### Stated task:
Repeat the data below exactly, dropping any pictures it holds.

### Records for the task:
= = =

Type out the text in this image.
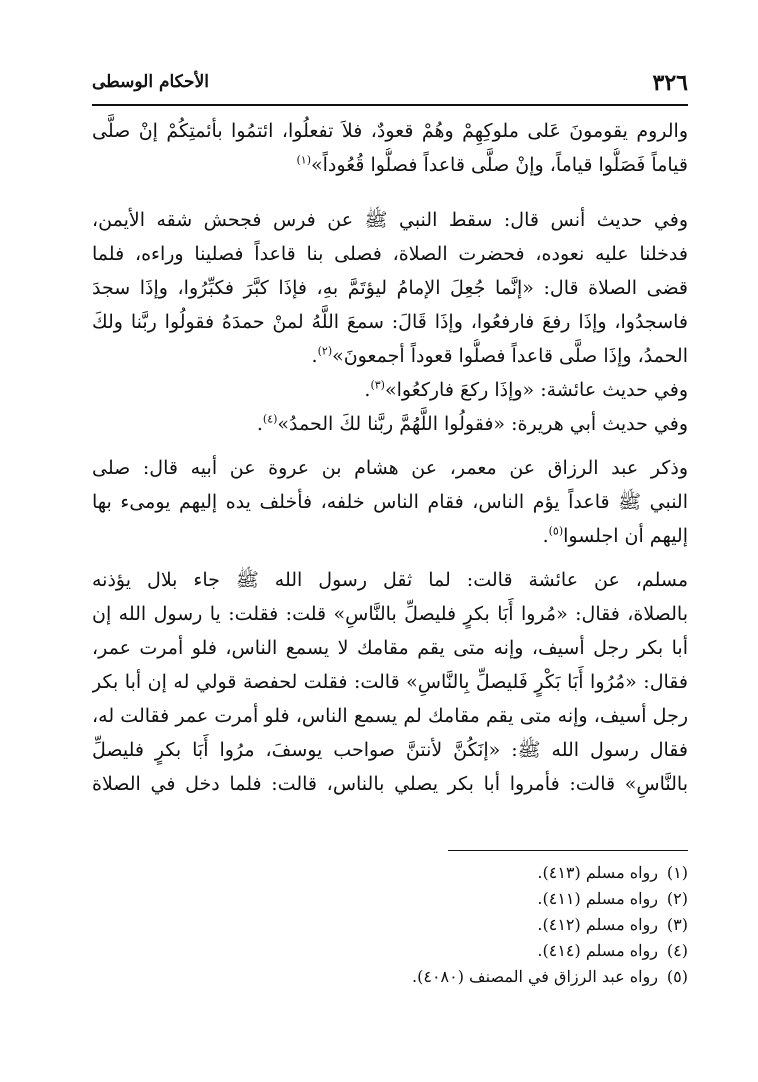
٣٢٦
الأحكام الوسطى
والروم يقومونَ عَلى ملوكِهِمْ وهُمْ قعودٌ، فلاَ تفعلُوا، ائتمُوا بأئمتِكُمْ إنْ صلَّى
قياماً فَصَلُّوا قياماً، وإنْ صلَّى قاعداً فصلُّوا قُعُوداً»$^{(١)}$
وفي حديث أنس قال: سقط النبي ﷺ عن فرس فجحش شقه الأيمن،
فدخلنا عليه نعوده، فحضرت الصلاة، فصلى بنا قاعداً فصلينا وراءه، فلما
قضى الصلاة قال: «إنَّما جُعِلَ الإمامُ ليؤتَمَّ بهِ، فإذَا كبَّرَ فكبِّرُوا، وإذَا سجدَ
فاسجدُوا، وإذَا رفعَ فارفعُوا، وإذَا قَالَ: سمعَ اللَّهُ لمنْ حمدَهُ فقولُوا ربَّنا ولكَ
الحمدُ، وإذَا صلَّى قاعداً فصلُّوا قعوداً أجمعونَ»$^{(٢)}$.
وفي حديث عائشة: «وإذَا ركعَ فاركعُوا»$^{(٣)}$.
وفي حديث أبي هريرة: «فقولُوا اللَّهُمَّ ربَّنا لكَ الحمدُ»$^{(٤)}$.
وذكر عبد الرزاق عن معمر، عن هشام بن عروة عن أبيه قال: صلى
النبي ﷺ قاعداً يؤم الناس، فقام الناس خلفه، فأخلف يده إليهم يومىء بها
إليهم أن اجلسوا$^{(٥)}$.
مسلم، عن عائشة قالت: لما ثقل رسول الله ﷺ جاء بلال يؤذنه
بالصلاة، فقال: «مُروا أَبَا بكرٍ فليصلِّ بالنَّاسِ» قلت: فقلت: يا رسول الله إن
أبا بكر رجل أسيف، وإنه متى يقم مقامك لا يسمع الناس، فلو أمرت عمر،
فقال: «مُرُوا أَبَا بَكْرٍ فَليصلِّ بِالنَّاسِ» قالت: فقلت لحفصة قولي له إن أبا بكر
رجل أسيف، وإنه متى يقم مقامك لم يسمع الناس، فلو أمرت عمر فقالت له،
فقال رسول الله ﷺ: «إنَكُنَّ لأنتنَّ صواحب يوسفَ، مرُوا أَبَا بكرٍ فليصلِّ
بالنَّاسِ» قالت: فأمروا أبا بكر يصلي بالناس، قالت: فلما دخل في الصلاة
(١)رواه مسلم (٤١٣).
(٢)رواه مسلم (٤١١).
(٣)رواه مسلم (٤١٢).
(٤)رواه مسلم (٤١٤).
(٥)رواه عبد الرزاق في المصنف (٤٠٨٠).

= = =

### The reply:
Type out the text in this image.
٣٢٦
الأحكام الوسطى
والروم يقومونَ عَلى ملوكِهِمْ وهُمْ قعودٌ، فلاَ تفعلُوا، ائتمُوا بأئمتِكُمْ إنْ صلَّى
قياماً فَصَلُّوا قياماً، وإنْ صلَّى قاعداً فصلُّوا قُعُوداً»$^{(١)}$
وفي حديث أنس قال: سقط النبي ﷺ عن فرس فجحش شقه الأيمن،
فدخلنا عليه نعوده، فحضرت الصلاة، فصلى بنا قاعداً فصلينا وراءه، فلما
قضى الصلاة قال: «إنَّما جُعِلَ الإمامُ ليؤتَمَّ بهِ، فإذَا كبَّرَ فكبِّرُوا، وإذَا سجدَ
فاسجدُوا، وإذَا رفعَ فارفعُوا، وإذَا قَالَ: سمعَ اللَّهُ لمنْ حمدَهُ فقولُوا ربَّنا ولكَ
الحمدُ، وإذَا صلَّى قاعداً فصلُّوا قعوداً أجمعونَ»$^{(٢)}$.
وفي حديث عائشة: «وإذَا ركعَ فاركعُوا»$^{(٣)}$.
وفي حديث أبي هريرة: «فقولُوا اللَّهُمَّ ربَّنا لكَ الحمدُ»$^{(٤)}$.
وذكر عبد الرزاق عن معمر، عن هشام بن عروة عن أبيه قال: صلى
النبي ﷺ قاعداً يؤم الناس، فقام الناس خلفه، فأخلف يده إليهم يومىء بها
إليهم أن اجلسوا$^{(٥)}$.
مسلم، عن عائشة قالت: لما ثقل رسول الله ﷺ جاء بلال يؤذنه
بالصلاة، فقال: «مُروا أَبَا بكرٍ فليصلِّ بالنَّاسِ» قلت: فقلت: يا رسول الله إن
أبا بكر رجل أسيف، وإنه متى يقم مقامك لا يسمع الناس، فلو أمرت عمر،
فقال: «مُرُوا أَبَا بَكْرٍ فَليصلِّ بِالنَّاسِ» قالت: فقلت لحفصة قولي له إن أبا بكر
رجل أسيف، وإنه متى يقم مقامك لم يسمع الناس، فلو أمرت عمر فقالت له،
فقال رسول الله ﷺ: «إنَكُنَّ لأنتنَّ صواحب يوسفَ، مرُوا أَبَا بكرٍ فليصلِّ
بالنَّاسِ» قالت: فأمروا أبا بكر يصلي بالناس، قالت: فلما دخل في الصلاة
(١)رواه مسلم (٤١٣).
(٢)رواه مسلم (٤١١).
(٣)رواه مسلم (٤١٢).
(٤)رواه مسلم (٤١٤).
(٥)رواه عبد الرزاق في المصنف (٤٠٨٠).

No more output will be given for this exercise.